Dataset records:
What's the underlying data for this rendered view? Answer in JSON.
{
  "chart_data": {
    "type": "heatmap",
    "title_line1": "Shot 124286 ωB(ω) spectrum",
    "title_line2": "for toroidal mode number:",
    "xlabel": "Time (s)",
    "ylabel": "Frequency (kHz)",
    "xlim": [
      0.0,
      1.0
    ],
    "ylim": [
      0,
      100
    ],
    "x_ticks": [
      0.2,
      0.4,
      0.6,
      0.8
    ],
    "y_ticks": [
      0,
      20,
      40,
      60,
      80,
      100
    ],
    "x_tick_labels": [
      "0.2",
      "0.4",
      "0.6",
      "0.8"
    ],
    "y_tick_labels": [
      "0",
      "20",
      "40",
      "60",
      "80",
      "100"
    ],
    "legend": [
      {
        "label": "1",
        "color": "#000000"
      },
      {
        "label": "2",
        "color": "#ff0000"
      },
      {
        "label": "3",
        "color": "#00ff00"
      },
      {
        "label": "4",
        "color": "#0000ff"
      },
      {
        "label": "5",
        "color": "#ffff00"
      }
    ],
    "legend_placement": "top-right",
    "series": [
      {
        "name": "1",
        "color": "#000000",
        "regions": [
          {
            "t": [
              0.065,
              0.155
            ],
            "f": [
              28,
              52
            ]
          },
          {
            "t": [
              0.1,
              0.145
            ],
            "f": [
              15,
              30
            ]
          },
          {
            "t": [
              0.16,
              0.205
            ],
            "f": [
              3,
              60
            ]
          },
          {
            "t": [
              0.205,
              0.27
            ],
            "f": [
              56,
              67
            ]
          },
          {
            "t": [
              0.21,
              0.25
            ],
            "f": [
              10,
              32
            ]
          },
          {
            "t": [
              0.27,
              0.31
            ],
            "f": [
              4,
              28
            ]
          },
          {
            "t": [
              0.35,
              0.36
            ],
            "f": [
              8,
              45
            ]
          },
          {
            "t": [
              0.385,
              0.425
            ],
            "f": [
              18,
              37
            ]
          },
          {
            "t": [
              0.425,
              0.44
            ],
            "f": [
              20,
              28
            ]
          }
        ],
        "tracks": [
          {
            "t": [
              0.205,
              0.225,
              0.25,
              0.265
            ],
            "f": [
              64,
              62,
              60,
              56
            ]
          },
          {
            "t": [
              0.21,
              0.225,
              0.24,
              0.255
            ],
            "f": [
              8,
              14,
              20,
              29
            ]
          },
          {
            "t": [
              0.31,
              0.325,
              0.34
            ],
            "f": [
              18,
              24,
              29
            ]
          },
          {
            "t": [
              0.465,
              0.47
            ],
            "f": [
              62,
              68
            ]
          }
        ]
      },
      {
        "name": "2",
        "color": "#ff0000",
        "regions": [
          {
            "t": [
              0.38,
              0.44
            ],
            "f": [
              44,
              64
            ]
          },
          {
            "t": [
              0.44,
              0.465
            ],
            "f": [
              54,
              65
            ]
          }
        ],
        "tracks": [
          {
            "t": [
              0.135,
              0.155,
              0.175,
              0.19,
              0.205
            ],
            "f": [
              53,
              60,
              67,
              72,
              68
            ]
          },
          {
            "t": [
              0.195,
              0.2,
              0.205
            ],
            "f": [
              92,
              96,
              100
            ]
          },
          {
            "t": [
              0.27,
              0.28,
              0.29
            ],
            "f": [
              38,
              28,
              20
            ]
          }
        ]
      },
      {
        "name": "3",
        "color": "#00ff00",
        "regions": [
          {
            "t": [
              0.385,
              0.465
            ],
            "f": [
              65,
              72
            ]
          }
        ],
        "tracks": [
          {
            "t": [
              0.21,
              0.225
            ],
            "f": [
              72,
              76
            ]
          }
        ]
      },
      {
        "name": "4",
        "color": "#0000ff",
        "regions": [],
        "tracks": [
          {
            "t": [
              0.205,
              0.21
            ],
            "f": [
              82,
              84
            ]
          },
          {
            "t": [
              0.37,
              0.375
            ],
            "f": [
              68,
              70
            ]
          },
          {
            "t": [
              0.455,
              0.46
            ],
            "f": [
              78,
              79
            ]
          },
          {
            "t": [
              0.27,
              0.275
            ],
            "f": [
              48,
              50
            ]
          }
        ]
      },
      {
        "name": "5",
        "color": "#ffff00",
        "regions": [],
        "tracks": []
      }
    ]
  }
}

▸ **Work to be completed**: Reproduce all the data word for word.

▸ **Written response**:
What's the underlying data for this rendered view? Answer in JSON.
{
  "chart_data": {
    "type": "heatmap",
    "title_line1": "Shot 124286 ωB(ω) spectrum",
    "title_line2": "for toroidal mode number:",
    "xlabel": "Time (s)",
    "ylabel": "Frequency (kHz)",
    "xlim": [
      0.0,
      1.0
    ],
    "ylim": [
      0,
      100
    ],
    "x_ticks": [
      0.2,
      0.4,
      0.6,
      0.8
    ],
    "y_ticks": [
      0,
      20,
      40,
      60,
      80,
      100
    ],
    "x_tick_labels": [
      "0.2",
      "0.4",
      "0.6",
      "0.8"
    ],
    "y_tick_labels": [
      "0",
      "20",
      "40",
      "60",
      "80",
      "100"
    ],
    "legend": [
      {
        "label": "1",
        "color": "#000000"
      },
      {
        "label": "2",
        "color": "#ff0000"
      },
      {
        "label": "3",
        "color": "#00ff00"
      },
      {
        "label": "4",
        "color": "#0000ff"
      },
      {
        "label": "5",
        "color": "#ffff00"
      }
    ],
    "legend_placement": "top-right",
    "series": [
      {
        "name": "1",
        "color": "#000000",
        "regions": [
          {
            "t": [
              0.065,
              0.155
            ],
            "f": [
              28,
              52
            ]
          },
          {
            "t": [
              0.1,
              0.145
            ],
            "f": [
              15,
              30
            ]
          },
          {
            "t": [
              0.16,
              0.205
            ],
            "f": [
              3,
              60
            ]
          },
          {
            "t": [
              0.205,
              0.27
            ],
            "f": [
              56,
              67
            ]
          },
          {
            "t": [
              0.21,
              0.25
            ],
            "f": [
              10,
              32
            ]
          },
          {
            "t": [
              0.27,
              0.31
            ],
            "f": [
              4,
              28
            ]
          },
          {
            "t": [
              0.35,
              0.36
            ],
            "f": [
              8,
              45
            ]
          },
          {
            "t": [
              0.385,
              0.425
            ],
            "f": [
              18,
              37
            ]
          },
          {
            "t": [
              0.425,
              0.44
            ],
            "f": [
              20,
              28
            ]
          }
        ],
        "tracks": [
          {
            "t": [
              0.205,
              0.225,
              0.25,
              0.265
            ],
            "f": [
              64,
              62,
              60,
              56
            ]
          },
          {
            "t": [
              0.21,
              0.225,
              0.24,
              0.255
            ],
            "f": [
              8,
              14,
              20,
              29
            ]
          },
          {
            "t": [
              0.31,
              0.325,
              0.34
            ],
            "f": [
              18,
              24,
              29
            ]
          },
          {
            "t": [
              0.465,
              0.47
            ],
            "f": [
              62,
              68
            ]
          }
        ]
      },
      {
        "name": "2",
        "color": "#ff0000",
        "regions": [
          {
            "t": [
              0.38,
              0.44
            ],
            "f": [
              44,
              64
            ]
          },
          {
            "t": [
              0.44,
              0.465
            ],
            "f": [
              54,
              65
            ]
          }
        ],
        "tracks": [
          {
            "t": [
              0.135,
              0.155,
              0.175,
              0.19,
              0.205
            ],
            "f": [
              53,
              60,
              67,
              72,
              68
            ]
          },
          {
            "t": [
              0.195,
              0.2,
              0.205
            ],
            "f": [
              92,
              96,
              100
            ]
          },
          {
            "t": [
              0.27,
              0.28,
              0.29
            ],
            "f": [
              38,
              28,
              20
            ]
          }
        ]
      },
      {
        "name": "3",
        "color": "#00ff00",
        "regions": [
          {
            "t": [
              0.385,
              0.465
            ],
            "f": [
              65,
              72
            ]
          }
        ],
        "tracks": [
          {
            "t": [
              0.21,
              0.225
            ],
            "f": [
              72,
              76
            ]
          }
        ]
      },
      {
        "name": "4",
        "color": "#0000ff",
        "regions": [],
        "tracks": [
          {
            "t": [
              0.205,
              0.21
            ],
            "f": [
              82,
              84
            ]
          },
          {
            "t": [
              0.37,
              0.375
            ],
            "f": [
              68,
              70
            ]
          },
          {
            "t": [
              0.455,
              0.46
            ],
            "f": [
              78,
              79
            ]
          },
          {
            "t": [
              0.27,
              0.275
            ],
            "f": [
              48,
              50
            ]
          }
        ]
      },
      {
        "name": "5",
        "color": "#ffff00",
        "regions": [],
        "tracks": []
      }
    ]
  }
}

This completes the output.